■ WRITTEN REQUEST
Identify each line holding the string "than" and copy it.

----- EXERCISE INPUT

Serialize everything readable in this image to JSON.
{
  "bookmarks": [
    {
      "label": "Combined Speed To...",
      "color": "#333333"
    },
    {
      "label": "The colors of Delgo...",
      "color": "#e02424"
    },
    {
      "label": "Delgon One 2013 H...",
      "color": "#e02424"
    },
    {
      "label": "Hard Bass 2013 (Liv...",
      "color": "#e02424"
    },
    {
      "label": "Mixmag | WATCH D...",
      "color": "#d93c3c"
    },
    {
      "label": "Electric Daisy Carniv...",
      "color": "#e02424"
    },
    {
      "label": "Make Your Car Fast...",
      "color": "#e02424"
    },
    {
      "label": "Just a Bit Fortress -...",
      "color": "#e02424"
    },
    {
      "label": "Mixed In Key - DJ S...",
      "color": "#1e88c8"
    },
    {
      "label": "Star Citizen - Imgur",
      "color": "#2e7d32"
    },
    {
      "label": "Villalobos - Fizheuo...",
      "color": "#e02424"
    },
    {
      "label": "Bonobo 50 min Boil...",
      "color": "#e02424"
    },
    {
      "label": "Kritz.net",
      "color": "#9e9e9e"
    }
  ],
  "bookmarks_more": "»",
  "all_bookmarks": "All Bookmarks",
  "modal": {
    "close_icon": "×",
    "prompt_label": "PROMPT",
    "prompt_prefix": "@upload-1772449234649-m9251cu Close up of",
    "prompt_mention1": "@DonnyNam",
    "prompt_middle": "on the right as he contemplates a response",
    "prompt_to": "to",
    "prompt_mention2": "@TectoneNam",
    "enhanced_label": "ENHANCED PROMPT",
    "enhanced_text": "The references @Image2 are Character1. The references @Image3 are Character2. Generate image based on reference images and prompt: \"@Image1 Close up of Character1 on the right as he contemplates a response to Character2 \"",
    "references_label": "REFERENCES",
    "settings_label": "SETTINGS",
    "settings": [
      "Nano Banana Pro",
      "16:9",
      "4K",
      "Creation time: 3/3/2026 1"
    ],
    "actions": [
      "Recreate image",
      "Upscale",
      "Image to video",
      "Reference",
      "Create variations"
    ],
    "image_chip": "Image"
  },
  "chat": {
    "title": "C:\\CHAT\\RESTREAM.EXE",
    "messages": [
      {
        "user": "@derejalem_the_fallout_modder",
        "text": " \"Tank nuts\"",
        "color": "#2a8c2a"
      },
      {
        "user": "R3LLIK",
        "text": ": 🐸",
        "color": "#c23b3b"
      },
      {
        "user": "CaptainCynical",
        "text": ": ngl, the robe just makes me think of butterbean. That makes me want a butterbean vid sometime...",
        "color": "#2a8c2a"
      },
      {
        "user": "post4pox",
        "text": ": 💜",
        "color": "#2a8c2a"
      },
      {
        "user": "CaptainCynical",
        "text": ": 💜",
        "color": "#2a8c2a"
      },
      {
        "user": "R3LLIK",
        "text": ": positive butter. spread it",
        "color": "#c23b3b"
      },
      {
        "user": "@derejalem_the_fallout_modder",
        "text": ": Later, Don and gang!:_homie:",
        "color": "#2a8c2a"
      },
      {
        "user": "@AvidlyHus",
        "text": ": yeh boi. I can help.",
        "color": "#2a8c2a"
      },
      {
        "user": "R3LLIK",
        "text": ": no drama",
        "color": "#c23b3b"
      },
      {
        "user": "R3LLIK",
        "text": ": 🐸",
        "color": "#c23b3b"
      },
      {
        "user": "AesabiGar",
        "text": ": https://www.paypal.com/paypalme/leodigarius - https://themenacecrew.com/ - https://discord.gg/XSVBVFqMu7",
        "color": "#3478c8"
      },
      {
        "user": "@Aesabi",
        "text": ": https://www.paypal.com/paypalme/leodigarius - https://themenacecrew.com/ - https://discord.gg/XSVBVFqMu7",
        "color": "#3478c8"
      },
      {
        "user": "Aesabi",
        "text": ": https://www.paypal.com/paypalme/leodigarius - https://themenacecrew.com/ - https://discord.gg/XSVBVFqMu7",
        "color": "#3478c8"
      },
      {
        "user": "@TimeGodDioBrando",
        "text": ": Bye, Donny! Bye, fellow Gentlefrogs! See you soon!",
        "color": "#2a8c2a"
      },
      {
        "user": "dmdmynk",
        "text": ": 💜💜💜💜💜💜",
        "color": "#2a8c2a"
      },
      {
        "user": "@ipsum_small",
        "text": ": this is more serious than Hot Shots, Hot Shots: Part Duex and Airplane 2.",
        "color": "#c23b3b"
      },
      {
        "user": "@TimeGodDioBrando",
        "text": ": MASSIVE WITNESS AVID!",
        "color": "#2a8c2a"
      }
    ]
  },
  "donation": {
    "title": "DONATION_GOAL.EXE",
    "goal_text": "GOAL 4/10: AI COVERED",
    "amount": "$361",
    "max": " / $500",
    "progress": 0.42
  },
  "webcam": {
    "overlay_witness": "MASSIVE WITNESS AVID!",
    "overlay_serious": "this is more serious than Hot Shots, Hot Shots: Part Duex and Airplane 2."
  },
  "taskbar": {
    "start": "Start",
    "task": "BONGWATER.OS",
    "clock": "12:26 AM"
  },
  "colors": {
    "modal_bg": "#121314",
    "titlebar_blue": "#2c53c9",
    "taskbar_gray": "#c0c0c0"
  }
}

----------

■ CORRECT RESULT
        "text": ": this is more serious than Hot Shots, Hot Shots: Part Duex and Airplane 2.",
    "overlay_serious": "this is more serious than Hot Shots, Hot Shots: Part Duex and Airplane 2."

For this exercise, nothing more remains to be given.